--- start Records to use ---

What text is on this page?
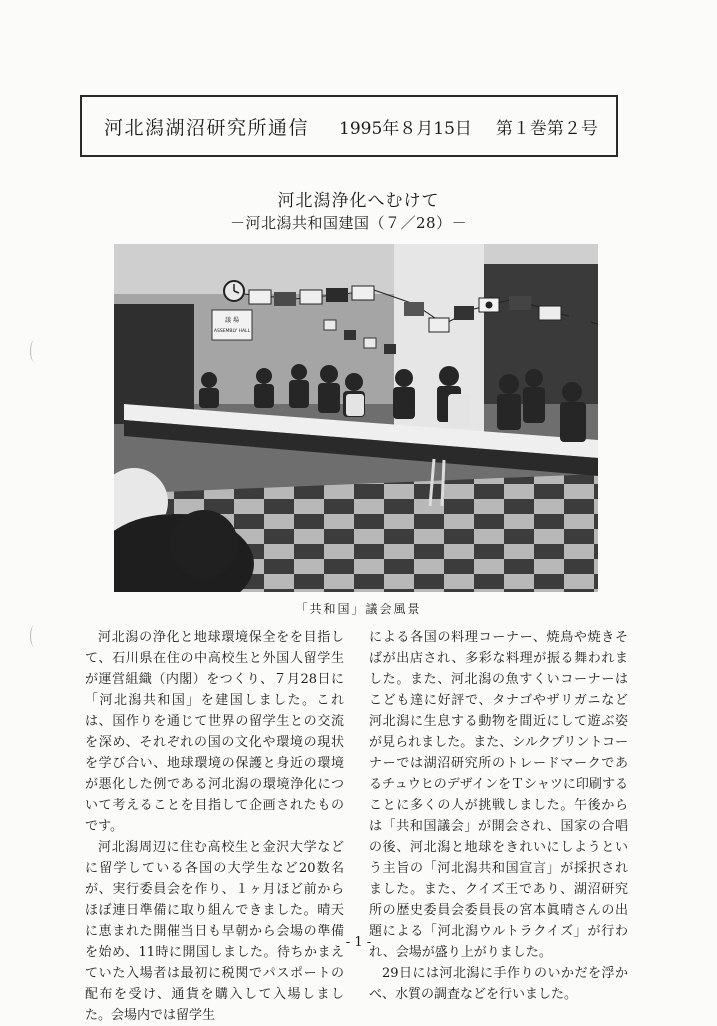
河北潟湖沼研究所通信 1995年８月15日 第１巻第２号
河北潟浄化へむけて
－河北潟共和国建国（７／28）－
議 場
ASSEMBLY HALL
「共和国」議会風景

河北潟の浄化と地球環境保全をを目指して、石川県在住の中高校生と外国人留学生が運営組織（内閣）をつくり、７月28日に「河北潟共和国」を建国しました。これは、国作りを通じて世界の留学生との交流を深め、それぞれの国の文化や環境の現状を学び合い、地球環境の保護と身近の環境が悪化した例である河北潟の環境浄化について考えることを目指して企画されたものです。

河北潟周辺に住む高校生と金沢大学などに留学している各国の大学生など20数名が、実行委員会を作り、１ヶ月ほど前からほぼ連日準備に取り組んできました。晴天に恵まれた開催当日も早朝から会場の準備を始め、11時に開国しました。待ちかまえていた入場者は最初に税関でパスポートの配布を受け、通貨を購入して入場しました。会場内では留学生

による各国の料理コーナー、焼鳥や焼きそばが出店され、多彩な料理が振る舞われました。また、河北潟の魚すくいコーナーはこども達に好評で、タナゴやザリガニなど河北潟に生息する動物を間近にして遊ぶ姿が見られました。また、シルクプリントコーナーでは湖沼研究所のトレードマークであるチュウヒのデザインをＴシャツに印刷することに多くの人が挑戦しました。午後からは「共和国議会」が開会され、国家の合唱の後、河北潟と地球をきれいにしようという主旨の「河北潟共和国宣言」が採択されました。また、クイズ王であり、湖沼研究所の歴史委員会委員長の宮本眞晴さんの出題による「河北潟ウルトラクイズ」が行われ、会場が盛り上がりました。

29日には河北潟に手作りのいかだを浮かべ、水質の調査などを行いました。

- 1 -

--- end Records to use ---

# Required task:
Reproduce the listing exactly. Leave its pictures out.

# Worked solution:
What text is on this page?
河北潟湖沼研究所通信 1995年８月15日 第１巻第２号
河北潟浄化へむけて
－河北潟共和国建国（７／28）－
議 場
ASSEMBLY HALL
「共和国」議会風景

河北潟の浄化と地球環境保全をを目指して、石川県在住の中高校生と外国人留学生が運営組織（内閣）をつくり、７月28日に「河北潟共和国」を建国しました。これは、国作りを通じて世界の留学生との交流を深め、それぞれの国の文化や環境の現状を学び合い、地球環境の保護と身近の環境が悪化した例である河北潟の環境浄化について考えることを目指して企画されたものです。

河北潟周辺に住む高校生と金沢大学などに留学している各国の大学生など20数名が、実行委員会を作り、１ヶ月ほど前からほぼ連日準備に取り組んできました。晴天に恵まれた開催当日も早朝から会場の準備を始め、11時に開国しました。待ちかまえていた入場者は最初に税関でパスポートの配布を受け、通貨を購入して入場しました。会場内では留学生

による各国の料理コーナー、焼鳥や焼きそばが出店され、多彩な料理が振る舞われました。また、河北潟の魚すくいコーナーはこども達に好評で、タナゴやザリガニなど河北潟に生息する動物を間近にして遊ぶ姿が見られました。また、シルクプリントコーナーでは湖沼研究所のトレードマークであるチュウヒのデザインをＴシャツに印刷することに多くの人が挑戦しました。午後からは「共和国議会」が開会され、国家の合唱の後、河北潟と地球をきれいにしようという主旨の「河北潟共和国宣言」が採択されました。また、クイズ王であり、湖沼研究所の歴史委員会委員長の宮本眞晴さんの出題による「河北潟ウルトラクイズ」が行われ、会場が盛り上がりました。

29日には河北潟に手作りのいかだを浮かべ、水質の調査などを行いました。

- 1 -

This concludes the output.